Saved entries:
........
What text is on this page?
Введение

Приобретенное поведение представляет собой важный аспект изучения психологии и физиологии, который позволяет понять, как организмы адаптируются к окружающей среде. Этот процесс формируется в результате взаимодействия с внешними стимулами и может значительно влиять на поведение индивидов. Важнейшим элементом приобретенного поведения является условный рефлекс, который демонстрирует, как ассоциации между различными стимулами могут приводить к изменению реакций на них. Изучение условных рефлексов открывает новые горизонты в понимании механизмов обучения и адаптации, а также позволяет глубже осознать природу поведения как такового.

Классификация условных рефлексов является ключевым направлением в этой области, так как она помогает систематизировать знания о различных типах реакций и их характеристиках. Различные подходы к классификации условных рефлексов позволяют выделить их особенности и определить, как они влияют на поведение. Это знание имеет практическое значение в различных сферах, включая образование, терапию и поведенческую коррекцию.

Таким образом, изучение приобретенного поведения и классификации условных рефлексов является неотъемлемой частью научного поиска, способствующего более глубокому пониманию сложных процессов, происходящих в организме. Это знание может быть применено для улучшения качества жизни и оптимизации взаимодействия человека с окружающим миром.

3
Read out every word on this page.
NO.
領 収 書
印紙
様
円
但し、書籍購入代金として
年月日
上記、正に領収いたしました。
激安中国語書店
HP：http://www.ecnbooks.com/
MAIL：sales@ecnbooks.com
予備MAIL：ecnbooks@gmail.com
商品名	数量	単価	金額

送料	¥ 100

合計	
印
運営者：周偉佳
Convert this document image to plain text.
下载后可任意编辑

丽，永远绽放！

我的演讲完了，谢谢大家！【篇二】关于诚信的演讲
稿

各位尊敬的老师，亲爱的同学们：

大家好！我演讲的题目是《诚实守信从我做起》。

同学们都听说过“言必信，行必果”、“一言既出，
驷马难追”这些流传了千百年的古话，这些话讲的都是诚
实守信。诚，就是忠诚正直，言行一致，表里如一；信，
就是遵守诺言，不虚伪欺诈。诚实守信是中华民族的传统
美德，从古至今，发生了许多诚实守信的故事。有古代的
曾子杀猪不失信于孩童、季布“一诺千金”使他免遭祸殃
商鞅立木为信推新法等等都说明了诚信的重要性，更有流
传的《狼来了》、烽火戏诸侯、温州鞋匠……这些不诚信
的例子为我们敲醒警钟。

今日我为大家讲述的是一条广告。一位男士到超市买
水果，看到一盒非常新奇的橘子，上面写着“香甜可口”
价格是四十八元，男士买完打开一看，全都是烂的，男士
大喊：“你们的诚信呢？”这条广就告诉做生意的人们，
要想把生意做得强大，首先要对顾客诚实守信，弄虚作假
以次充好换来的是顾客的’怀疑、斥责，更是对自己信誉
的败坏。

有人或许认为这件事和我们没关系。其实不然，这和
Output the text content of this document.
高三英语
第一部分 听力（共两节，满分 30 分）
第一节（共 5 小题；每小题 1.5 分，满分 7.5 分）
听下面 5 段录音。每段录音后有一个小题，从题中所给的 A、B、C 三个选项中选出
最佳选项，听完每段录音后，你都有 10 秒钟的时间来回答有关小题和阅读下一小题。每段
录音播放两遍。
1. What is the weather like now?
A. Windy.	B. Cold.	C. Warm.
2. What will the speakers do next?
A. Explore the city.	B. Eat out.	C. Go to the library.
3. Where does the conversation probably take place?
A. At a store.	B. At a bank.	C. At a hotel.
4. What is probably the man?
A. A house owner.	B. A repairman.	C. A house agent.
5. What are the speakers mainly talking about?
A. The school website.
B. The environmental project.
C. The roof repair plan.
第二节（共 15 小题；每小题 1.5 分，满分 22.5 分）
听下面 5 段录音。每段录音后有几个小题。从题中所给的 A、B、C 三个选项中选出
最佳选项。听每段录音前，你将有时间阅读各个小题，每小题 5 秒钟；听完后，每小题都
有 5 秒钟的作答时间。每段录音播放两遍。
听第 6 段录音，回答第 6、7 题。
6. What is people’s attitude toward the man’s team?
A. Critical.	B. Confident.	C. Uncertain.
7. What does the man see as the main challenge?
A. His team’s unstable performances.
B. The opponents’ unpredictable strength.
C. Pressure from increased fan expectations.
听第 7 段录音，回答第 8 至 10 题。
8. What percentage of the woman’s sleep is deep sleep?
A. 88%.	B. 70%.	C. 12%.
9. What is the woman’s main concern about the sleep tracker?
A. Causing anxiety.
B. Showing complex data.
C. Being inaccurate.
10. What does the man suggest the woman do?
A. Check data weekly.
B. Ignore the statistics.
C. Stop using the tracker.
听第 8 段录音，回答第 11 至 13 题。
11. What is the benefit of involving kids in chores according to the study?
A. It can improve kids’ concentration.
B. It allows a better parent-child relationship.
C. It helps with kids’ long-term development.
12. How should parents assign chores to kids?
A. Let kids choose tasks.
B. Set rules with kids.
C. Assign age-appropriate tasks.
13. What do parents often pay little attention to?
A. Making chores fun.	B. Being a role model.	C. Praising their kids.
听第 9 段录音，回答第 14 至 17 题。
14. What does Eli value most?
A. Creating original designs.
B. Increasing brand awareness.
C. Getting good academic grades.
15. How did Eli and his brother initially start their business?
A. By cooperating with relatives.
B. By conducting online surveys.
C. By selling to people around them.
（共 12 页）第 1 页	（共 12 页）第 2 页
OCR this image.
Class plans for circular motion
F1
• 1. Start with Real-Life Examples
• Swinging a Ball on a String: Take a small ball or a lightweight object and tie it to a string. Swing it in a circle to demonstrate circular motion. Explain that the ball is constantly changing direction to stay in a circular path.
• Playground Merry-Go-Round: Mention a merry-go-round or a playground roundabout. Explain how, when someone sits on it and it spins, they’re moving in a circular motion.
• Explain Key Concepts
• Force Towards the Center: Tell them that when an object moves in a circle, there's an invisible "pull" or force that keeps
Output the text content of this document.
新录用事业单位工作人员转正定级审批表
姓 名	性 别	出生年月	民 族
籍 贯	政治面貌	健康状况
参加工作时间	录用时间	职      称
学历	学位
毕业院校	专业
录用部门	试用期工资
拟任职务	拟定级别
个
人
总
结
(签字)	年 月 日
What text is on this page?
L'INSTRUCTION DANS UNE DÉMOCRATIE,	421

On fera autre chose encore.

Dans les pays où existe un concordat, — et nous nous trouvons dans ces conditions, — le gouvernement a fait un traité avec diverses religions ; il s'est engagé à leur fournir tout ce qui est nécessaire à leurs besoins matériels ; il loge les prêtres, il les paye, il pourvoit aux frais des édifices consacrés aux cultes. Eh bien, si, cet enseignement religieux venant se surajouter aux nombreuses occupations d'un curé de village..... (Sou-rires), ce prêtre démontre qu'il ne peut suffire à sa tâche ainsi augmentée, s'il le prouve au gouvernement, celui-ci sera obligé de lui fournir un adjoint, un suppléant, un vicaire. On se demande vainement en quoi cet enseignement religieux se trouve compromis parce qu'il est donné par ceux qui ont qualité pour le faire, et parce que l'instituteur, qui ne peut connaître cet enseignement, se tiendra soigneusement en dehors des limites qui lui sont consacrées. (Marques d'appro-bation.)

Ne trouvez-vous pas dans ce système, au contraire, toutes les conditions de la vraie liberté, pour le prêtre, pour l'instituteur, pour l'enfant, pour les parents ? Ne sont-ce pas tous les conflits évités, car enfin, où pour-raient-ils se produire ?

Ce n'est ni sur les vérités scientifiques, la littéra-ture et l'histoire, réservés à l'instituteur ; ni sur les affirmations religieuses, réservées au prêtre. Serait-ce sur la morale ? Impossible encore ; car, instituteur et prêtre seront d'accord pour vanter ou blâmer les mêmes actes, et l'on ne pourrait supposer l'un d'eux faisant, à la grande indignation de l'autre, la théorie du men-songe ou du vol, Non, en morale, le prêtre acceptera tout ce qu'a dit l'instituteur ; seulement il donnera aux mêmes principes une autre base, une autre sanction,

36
........
Output all of the material, please, exactly as it stands.

What text is on this page?
Введение

Приобретенное поведение представляет собой важный аспект изучения психологии и физиологии, который позволяет понять, как организмы адаптируются к окружающей среде. Этот процесс формируется в результате взаимодействия с внешними стимулами и может значительно влиять на поведение индивидов. Важнейшим элементом приобретенного поведения является условный рефлекс, который демонстрирует, как ассоциации между различными стимулами могут приводить к изменению реакций на них. Изучение условных рефлексов открывает новые горизонты в понимании механизмов обучения и адаптации, а также позволяет глубже осознать природу поведения как такового.

Классификация условных рефлексов является ключевым направлением в этой области, так как она помогает систематизировать знания о различных типах реакций и их характеристиках. Различные подходы к классификации условных рефлексов позволяют выделить их особенности и определить, как они влияют на поведение. Это знание имеет практическое значение в различных сферах, включая образование, терапию и поведенческую коррекцию.

Таким образом, изучение приобретенного поведения и классификации условных рефлексов является неотъемлемой частью научного поиска, способствующего более глубокому пониманию сложных процессов, происходящих в организме. Это знание может быть применено для улучшения качества жизни и оптимизации взаимодействия человека с окружающим миром.

3
Read out every word on this page.
NO.
領 収 書
印紙
様
円
但し、書籍購入代金として
年月日
上記、正に領収いたしました。
激安中国語書店
HP：http://www.ecnbooks.com/
MAIL：sales@ecnbooks.com
予備MAIL：ecnbooks@gmail.com
商品名	数量	単価	金額

送料	¥ 100

合計	
印
運営者：周偉佳
Convert this document image to plain text.
下载后可任意编辑

丽，永远绽放！

我的演讲完了，谢谢大家！【篇二】关于诚信的演讲
稿

各位尊敬的老师，亲爱的同学们：

大家好！我演讲的题目是《诚实守信从我做起》。

同学们都听说过“言必信，行必果”、“一言既出，
驷马难追”这些流传了千百年的古话，这些话讲的都是诚
实守信。诚，就是忠诚正直，言行一致，表里如一；信，
就是遵守诺言，不虚伪欺诈。诚实守信是中华民族的传统
美德，从古至今，发生了许多诚实守信的故事。有古代的
曾子杀猪不失信于孩童、季布“一诺千金”使他免遭祸殃
商鞅立木为信推新法等等都说明了诚信的重要性，更有流
传的《狼来了》、烽火戏诸侯、温州鞋匠……这些不诚信
的例子为我们敲醒警钟。

今日我为大家讲述的是一条广告。一位男士到超市买
水果，看到一盒非常新奇的橘子，上面写着“香甜可口”
价格是四十八元，男士买完打开一看，全都是烂的，男士
大喊：“你们的诚信呢？”这条广就告诉做生意的人们，
要想把生意做得强大，首先要对顾客诚实守信，弄虚作假
以次充好换来的是顾客的’怀疑、斥责，更是对自己信誉
的败坏。

有人或许认为这件事和我们没关系。其实不然，这和
Output the text content of this document.
高三英语
第一部分 听力（共两节，满分 30 分）
第一节（共 5 小题；每小题 1.5 分，满分 7.5 分）
听下面 5 段录音。每段录音后有一个小题，从题中所给的 A、B、C 三个选项中选出
最佳选项，听完每段录音后，你都有 10 秒钟的时间来回答有关小题和阅读下一小题。每段
录音播放两遍。
1. What is the weather like now?
A. Windy.	B. Cold.	C. Warm.
2. What will the speakers do next?
A. Explore the city.	B. Eat out.	C. Go to the library.
3. Where does the conversation probably take place?
A. At a store.	B. At a bank.	C. At a hotel.
4. What is probably the man?
A. A house owner.	B. A repairman.	C. A house agent.
5. What are the speakers mainly talking about?
A. The school website.
B. The environmental project.
C. The roof repair plan.
第二节（共 15 小题；每小题 1.5 分，满分 22.5 分）
听下面 5 段录音。每段录音后有几个小题。从题中所给的 A、B、C 三个选项中选出
最佳选项。听每段录音前，你将有时间阅读各个小题，每小题 5 秒钟；听完后，每小题都
有 5 秒钟的作答时间。每段录音播放两遍。
听第 6 段录音，回答第 6、7 题。
6. What is people’s attitude toward the man’s team?
A. Critical.	B. Confident.	C. Uncertain.
7. What does the man see as the main challenge?
A. His team’s unstable performances.
B. The opponents’ unpredictable strength.
C. Pressure from increased fan expectations.
听第 7 段录音，回答第 8 至 10 题。
8. What percentage of the woman’s sleep is deep sleep?
A. 88%.	B. 70%.	C. 12%.
9. What is the woman’s main concern about the sleep tracker?
A. Causing anxiety.
B. Showing complex data.
C. Being inaccurate.
10. What does the man suggest the woman do?
A. Check data weekly.
B. Ignore the statistics.
C. Stop using the tracker.
听第 8 段录音，回答第 11 至 13 题。
11. What is the benefit of involving kids in chores according to the study?
A. It can improve kids’ concentration.
B. It allows a better parent-child relationship.
C. It helps with kids’ long-term development.
12. How should parents assign chores to kids?
A. Let kids choose tasks.
B. Set rules with kids.
C. Assign age-appropriate tasks.
13. What do parents often pay little attention to?
A. Making chores fun.	B. Being a role model.	C. Praising their kids.
听第 9 段录音，回答第 14 至 17 题。
14. What does Eli value most?
A. Creating original designs.
B. Increasing brand awareness.
C. Getting good academic grades.
15. How did Eli and his brother initially start their business?
A. By cooperating with relatives.
B. By conducting online surveys.
C. By selling to people around them.
（共 12 页）第 1 页	（共 12 页）第 2 页
OCR this image.
Class plans for circular motion
F1
• 1. Start with Real-Life Examples
• Swinging a Ball on a String: Take a small ball or a lightweight object and tie it to a string. Swing it in a circle to demonstrate circular motion. Explain that the ball is constantly changing direction to stay in a circular path.
• Playground Merry-Go-Round: Mention a merry-go-round or a playground roundabout. Explain how, when someone sits on it and it spins, they’re moving in a circular motion.
• Explain Key Concepts
• Force Towards the Center: Tell them that when an object moves in a circle, there's an invisible "pull" or force that keeps
Output the text content of this document.
新录用事业单位工作人员转正定级审批表
姓 名	性 别	出生年月	民 族
籍 贯	政治面貌	健康状况
参加工作时间	录用时间	职      称
学历	学位
毕业院校	专业
录用部门	试用期工资
拟任职务	拟定级别
个
人
总
结
(签字)	年 月 日
What text is on this page?
L'INSTRUCTION DANS UNE DÉMOCRATIE,	421

On fera autre chose encore.

Dans les pays où existe un concordat, — et nous nous trouvons dans ces conditions, — le gouvernement a fait un traité avec diverses religions ; il s'est engagé à leur fournir tout ce qui est nécessaire à leurs besoins matériels ; il loge les prêtres, il les paye, il pourvoit aux frais des édifices consacrés aux cultes. Eh bien, si, cet enseignement religieux venant se surajouter aux nombreuses occupations d'un curé de village..... (Sou-rires), ce prêtre démontre qu'il ne peut suffire à sa tâche ainsi augmentée, s'il le prouve au gouvernement, celui-ci sera obligé de lui fournir un adjoint, un suppléant, un vicaire. On se demande vainement en quoi cet enseignement religieux se trouve compromis parce qu'il est donné par ceux qui ont qualité pour le faire, et parce que l'instituteur, qui ne peut connaître cet enseignement, se tiendra soigneusement en dehors des limites qui lui sont consacrées. (Marques d'appro-bation.)

Ne trouvez-vous pas dans ce système, au contraire, toutes les conditions de la vraie liberté, pour le prêtre, pour l'instituteur, pour l'enfant, pour les parents ? Ne sont-ce pas tous les conflits évités, car enfin, où pour-raient-ils se produire ?

Ce n'est ni sur les vérités scientifiques, la littéra-ture et l'histoire, réservés à l'instituteur ; ni sur les affirmations religieuses, réservées au prêtre. Serait-ce sur la morale ? Impossible encore ; car, instituteur et prêtre seront d'accord pour vanter ou blâmer les mêmes actes, et l'on ne pourrait supposer l'un d'eux faisant, à la grande indignation de l'autre, la théorie du men-songe ou du vol, Non, en morale, le prêtre acceptera tout ce qu'a dit l'instituteur ; seulement il donnera aux mêmes principes une autre base, une autre sanction,

36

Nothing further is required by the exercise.